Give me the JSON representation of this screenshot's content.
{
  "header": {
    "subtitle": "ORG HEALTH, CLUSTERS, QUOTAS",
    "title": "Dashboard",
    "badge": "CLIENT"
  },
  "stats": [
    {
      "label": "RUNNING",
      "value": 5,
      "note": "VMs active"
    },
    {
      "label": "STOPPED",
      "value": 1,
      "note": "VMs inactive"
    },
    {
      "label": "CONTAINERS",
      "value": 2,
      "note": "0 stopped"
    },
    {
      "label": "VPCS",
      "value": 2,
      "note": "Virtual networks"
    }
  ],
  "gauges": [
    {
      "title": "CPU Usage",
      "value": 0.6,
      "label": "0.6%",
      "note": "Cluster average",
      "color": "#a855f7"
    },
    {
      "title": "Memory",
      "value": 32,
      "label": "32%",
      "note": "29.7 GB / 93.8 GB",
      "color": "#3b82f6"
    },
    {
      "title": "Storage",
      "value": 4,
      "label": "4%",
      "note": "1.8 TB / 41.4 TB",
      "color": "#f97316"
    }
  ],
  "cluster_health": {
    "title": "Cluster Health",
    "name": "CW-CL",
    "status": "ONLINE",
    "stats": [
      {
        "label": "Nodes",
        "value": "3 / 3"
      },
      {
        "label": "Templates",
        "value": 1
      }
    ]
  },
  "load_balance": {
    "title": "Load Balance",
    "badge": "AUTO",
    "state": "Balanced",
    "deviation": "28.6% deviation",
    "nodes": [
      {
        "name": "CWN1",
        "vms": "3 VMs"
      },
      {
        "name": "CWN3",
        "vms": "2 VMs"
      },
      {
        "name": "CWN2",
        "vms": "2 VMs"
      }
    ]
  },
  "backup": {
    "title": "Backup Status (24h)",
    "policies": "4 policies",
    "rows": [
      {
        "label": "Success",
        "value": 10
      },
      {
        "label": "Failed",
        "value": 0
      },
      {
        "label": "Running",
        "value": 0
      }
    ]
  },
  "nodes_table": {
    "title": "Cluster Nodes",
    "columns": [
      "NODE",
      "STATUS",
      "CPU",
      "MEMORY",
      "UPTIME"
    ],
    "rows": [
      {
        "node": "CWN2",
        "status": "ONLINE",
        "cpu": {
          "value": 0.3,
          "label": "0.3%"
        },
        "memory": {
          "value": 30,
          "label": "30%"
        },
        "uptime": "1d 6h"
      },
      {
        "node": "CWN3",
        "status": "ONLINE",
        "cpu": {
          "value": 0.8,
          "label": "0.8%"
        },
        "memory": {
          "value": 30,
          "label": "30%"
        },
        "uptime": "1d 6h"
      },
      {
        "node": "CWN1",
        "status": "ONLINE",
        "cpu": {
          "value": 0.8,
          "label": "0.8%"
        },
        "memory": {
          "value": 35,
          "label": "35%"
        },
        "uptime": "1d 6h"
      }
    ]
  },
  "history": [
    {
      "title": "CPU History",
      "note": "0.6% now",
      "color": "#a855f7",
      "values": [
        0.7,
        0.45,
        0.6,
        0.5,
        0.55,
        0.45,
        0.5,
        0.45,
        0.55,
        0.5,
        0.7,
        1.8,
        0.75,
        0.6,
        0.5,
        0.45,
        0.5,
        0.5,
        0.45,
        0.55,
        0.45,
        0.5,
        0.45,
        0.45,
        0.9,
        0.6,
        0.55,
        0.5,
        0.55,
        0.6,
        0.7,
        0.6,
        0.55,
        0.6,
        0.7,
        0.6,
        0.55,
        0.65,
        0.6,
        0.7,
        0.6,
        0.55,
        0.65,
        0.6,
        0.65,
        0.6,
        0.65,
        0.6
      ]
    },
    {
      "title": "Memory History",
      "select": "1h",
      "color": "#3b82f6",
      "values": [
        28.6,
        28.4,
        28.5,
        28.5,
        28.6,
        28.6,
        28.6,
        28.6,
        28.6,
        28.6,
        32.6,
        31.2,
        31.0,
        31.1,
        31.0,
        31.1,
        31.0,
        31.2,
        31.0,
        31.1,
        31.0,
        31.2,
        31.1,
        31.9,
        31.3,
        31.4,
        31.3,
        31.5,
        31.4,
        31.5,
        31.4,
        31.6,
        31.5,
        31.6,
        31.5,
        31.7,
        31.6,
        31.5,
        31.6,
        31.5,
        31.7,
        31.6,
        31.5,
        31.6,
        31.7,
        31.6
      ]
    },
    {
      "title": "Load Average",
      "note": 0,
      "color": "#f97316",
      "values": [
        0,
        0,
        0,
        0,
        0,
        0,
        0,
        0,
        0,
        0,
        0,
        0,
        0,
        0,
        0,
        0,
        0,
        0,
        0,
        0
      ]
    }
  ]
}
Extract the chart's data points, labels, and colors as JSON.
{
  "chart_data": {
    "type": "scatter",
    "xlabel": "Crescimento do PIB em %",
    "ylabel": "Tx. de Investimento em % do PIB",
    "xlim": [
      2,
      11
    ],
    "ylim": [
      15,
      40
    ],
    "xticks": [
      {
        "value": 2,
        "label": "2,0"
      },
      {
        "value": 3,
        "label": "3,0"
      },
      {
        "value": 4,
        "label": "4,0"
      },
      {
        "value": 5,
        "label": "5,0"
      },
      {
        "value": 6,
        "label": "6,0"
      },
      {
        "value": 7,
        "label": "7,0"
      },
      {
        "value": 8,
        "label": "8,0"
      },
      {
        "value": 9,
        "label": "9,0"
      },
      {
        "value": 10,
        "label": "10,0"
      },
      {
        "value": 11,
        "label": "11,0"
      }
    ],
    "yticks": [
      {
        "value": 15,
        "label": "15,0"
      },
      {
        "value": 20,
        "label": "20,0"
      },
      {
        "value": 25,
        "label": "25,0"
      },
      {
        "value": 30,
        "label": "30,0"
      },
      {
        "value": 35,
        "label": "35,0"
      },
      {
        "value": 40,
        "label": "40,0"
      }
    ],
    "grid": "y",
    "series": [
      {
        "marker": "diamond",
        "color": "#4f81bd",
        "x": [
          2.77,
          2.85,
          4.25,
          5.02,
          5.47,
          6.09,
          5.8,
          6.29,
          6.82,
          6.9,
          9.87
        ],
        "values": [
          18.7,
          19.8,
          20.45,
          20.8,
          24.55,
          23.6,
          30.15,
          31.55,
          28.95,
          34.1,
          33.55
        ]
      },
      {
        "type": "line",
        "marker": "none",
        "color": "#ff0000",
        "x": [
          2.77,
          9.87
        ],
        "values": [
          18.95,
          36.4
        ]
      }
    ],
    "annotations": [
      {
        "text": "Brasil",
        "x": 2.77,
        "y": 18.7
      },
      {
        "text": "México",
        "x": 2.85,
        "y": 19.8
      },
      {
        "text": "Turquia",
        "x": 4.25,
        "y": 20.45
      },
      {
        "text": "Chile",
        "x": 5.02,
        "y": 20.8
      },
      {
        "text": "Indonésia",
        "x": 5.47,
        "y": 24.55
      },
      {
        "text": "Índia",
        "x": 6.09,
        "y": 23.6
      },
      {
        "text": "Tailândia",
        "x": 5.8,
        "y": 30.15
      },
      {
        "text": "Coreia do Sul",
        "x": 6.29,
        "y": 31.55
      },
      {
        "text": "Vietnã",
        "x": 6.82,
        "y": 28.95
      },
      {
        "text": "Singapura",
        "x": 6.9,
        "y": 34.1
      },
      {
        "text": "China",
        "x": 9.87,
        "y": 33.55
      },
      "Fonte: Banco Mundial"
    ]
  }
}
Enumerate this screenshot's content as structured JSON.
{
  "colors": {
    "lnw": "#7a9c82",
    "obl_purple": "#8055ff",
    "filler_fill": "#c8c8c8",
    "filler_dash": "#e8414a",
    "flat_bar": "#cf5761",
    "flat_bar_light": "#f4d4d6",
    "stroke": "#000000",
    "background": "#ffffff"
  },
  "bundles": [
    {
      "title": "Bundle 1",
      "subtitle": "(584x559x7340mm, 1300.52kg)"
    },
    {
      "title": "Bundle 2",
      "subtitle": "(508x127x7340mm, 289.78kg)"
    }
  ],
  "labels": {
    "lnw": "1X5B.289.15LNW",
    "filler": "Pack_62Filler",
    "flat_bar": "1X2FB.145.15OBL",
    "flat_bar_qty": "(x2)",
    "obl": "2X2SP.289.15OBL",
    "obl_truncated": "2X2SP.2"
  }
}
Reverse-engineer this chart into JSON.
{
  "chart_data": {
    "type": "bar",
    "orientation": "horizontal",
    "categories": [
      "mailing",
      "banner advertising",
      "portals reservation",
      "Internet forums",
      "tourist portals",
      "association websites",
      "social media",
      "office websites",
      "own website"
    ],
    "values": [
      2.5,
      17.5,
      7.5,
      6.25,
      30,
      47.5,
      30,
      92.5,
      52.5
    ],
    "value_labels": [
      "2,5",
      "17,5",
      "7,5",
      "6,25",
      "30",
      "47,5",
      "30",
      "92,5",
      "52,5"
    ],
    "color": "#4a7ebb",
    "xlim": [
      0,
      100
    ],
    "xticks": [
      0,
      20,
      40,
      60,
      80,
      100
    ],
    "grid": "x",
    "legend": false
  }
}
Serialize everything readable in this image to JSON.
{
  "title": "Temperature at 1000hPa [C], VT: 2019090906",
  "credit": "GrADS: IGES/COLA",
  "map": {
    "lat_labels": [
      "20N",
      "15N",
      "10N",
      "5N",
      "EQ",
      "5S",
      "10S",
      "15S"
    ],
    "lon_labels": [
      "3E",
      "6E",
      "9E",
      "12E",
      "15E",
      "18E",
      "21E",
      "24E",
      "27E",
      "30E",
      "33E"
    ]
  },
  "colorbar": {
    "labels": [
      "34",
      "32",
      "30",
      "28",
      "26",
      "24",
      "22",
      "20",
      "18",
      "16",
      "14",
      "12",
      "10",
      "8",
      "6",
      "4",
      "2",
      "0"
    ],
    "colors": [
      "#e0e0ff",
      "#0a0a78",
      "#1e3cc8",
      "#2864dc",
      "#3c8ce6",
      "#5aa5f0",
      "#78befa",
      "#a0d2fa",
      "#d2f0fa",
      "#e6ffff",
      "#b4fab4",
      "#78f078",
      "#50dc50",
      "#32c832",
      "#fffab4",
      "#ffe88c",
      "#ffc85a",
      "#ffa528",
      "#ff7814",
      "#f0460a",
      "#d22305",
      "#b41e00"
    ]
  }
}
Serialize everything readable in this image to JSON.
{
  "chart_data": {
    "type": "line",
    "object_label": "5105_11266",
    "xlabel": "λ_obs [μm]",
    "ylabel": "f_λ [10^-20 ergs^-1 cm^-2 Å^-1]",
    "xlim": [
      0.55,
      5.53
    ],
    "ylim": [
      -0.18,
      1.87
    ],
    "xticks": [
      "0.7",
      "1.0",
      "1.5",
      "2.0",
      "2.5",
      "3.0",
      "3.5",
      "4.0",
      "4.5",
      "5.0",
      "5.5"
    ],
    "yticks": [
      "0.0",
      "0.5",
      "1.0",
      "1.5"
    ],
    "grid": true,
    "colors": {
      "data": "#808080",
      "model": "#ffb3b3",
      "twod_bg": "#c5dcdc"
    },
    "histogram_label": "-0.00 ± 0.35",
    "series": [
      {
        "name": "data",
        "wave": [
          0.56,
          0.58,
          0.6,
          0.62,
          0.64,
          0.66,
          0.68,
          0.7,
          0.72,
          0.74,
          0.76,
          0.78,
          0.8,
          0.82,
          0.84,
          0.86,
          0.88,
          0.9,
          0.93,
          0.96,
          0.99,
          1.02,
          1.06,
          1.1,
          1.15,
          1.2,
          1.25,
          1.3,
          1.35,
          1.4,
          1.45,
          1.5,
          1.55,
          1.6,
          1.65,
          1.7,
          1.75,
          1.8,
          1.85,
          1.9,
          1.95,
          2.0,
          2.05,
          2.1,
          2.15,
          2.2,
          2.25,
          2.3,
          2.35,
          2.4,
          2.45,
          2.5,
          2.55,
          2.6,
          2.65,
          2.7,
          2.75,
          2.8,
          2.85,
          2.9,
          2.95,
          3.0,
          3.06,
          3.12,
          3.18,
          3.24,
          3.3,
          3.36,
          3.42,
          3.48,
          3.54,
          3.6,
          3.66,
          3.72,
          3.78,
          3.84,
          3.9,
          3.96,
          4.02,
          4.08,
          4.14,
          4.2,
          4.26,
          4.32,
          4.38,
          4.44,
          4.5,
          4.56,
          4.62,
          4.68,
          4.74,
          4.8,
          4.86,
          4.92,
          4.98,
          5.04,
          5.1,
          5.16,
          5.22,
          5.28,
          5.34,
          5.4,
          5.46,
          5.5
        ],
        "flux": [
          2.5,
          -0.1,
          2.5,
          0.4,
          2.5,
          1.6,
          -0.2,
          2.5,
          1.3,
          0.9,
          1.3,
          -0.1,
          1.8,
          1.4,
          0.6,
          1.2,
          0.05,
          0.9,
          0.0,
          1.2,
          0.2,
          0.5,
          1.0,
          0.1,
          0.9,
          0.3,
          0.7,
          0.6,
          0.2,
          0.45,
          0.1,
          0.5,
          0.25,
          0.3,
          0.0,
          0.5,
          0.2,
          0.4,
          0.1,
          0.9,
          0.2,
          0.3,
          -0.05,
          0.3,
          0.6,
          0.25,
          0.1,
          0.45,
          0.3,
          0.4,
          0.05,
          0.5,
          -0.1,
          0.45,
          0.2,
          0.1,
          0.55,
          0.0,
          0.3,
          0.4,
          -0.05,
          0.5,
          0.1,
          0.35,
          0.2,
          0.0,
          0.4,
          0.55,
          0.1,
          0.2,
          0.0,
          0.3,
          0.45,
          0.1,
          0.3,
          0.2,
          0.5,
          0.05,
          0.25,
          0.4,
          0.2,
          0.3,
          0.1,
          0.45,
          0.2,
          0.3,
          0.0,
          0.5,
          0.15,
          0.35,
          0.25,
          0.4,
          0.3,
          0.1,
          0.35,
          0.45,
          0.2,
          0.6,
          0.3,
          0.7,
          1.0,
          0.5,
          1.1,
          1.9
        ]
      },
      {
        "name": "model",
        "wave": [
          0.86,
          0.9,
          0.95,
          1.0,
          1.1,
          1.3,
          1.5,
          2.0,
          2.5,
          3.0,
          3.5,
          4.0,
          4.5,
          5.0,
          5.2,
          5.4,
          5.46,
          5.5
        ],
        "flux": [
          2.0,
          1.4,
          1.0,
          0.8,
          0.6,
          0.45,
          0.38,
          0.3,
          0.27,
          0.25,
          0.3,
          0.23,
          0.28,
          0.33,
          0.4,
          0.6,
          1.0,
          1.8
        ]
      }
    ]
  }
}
......
GIVEN TASK: Respond with the number of lines containing "name" and no additional words.

TASK SOLUTION: 6